Task details: Copy out every record below with complete accuracy.

[Stored entries]
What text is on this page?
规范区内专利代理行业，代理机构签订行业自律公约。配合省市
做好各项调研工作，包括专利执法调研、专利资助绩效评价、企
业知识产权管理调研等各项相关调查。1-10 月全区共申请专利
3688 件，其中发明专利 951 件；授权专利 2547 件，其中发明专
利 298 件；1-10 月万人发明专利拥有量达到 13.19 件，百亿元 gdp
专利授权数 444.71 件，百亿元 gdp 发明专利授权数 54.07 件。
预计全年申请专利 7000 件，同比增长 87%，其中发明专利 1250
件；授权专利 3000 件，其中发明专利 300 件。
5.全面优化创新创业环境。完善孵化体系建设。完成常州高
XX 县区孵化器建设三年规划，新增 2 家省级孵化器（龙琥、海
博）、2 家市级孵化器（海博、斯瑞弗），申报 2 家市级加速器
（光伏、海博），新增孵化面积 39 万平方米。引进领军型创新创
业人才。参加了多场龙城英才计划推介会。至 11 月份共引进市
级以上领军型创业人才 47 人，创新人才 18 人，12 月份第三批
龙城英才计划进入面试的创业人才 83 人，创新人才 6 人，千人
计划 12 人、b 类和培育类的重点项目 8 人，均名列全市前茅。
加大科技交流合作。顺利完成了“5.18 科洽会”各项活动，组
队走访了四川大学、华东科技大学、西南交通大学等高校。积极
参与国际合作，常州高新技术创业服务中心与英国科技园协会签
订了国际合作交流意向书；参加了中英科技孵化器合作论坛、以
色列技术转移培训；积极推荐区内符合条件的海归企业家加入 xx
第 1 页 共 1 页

The response:
What text is on this page?
规范区内专利代理行业，代理机构签订行业自律公约。配合省市
做好各项调研工作，包括专利执法调研、专利资助绩效评价、企
业知识产权管理调研等各项相关调查。1-10 月全区共申请专利
3688 件，其中发明专利 951 件；授权专利 2547 件，其中发明专
利 298 件；1-10 月万人发明专利拥有量达到 13.19 件，百亿元 gdp
专利授权数 444.71 件，百亿元 gdp 发明专利授权数 54.07 件。
预计全年申请专利 7000 件，同比增长 87%，其中发明专利 1250
件；授权专利 3000 件，其中发明专利 300 件。
5.全面优化创新创业环境。完善孵化体系建设。完成常州高
XX 县区孵化器建设三年规划，新增 2 家省级孵化器（龙琥、海
博）、2 家市级孵化器（海博、斯瑞弗），申报 2 家市级加速器
（光伏、海博），新增孵化面积 39 万平方米。引进领军型创新创
业人才。参加了多场龙城英才计划推介会。至 11 月份共引进市
级以上领军型创业人才 47 人，创新人才 18 人，12 月份第三批
龙城英才计划进入面试的创业人才 83 人，创新人才 6 人，千人
计划 12 人、b 类和培育类的重点项目 8 人，均名列全市前茅。
加大科技交流合作。顺利完成了“5.18 科洽会”各项活动，组
队走访了四川大学、华东科技大学、西南交通大学等高校。积极
参与国际合作，常州高新技术创业服务中心与英国科技园协会签
订了国际合作交流意向书；参加了中英科技孵化器合作论坛、以
色列技术转移培训；积极推荐区内符合条件的海归企业家加入 xx
第 1 页 共 1 页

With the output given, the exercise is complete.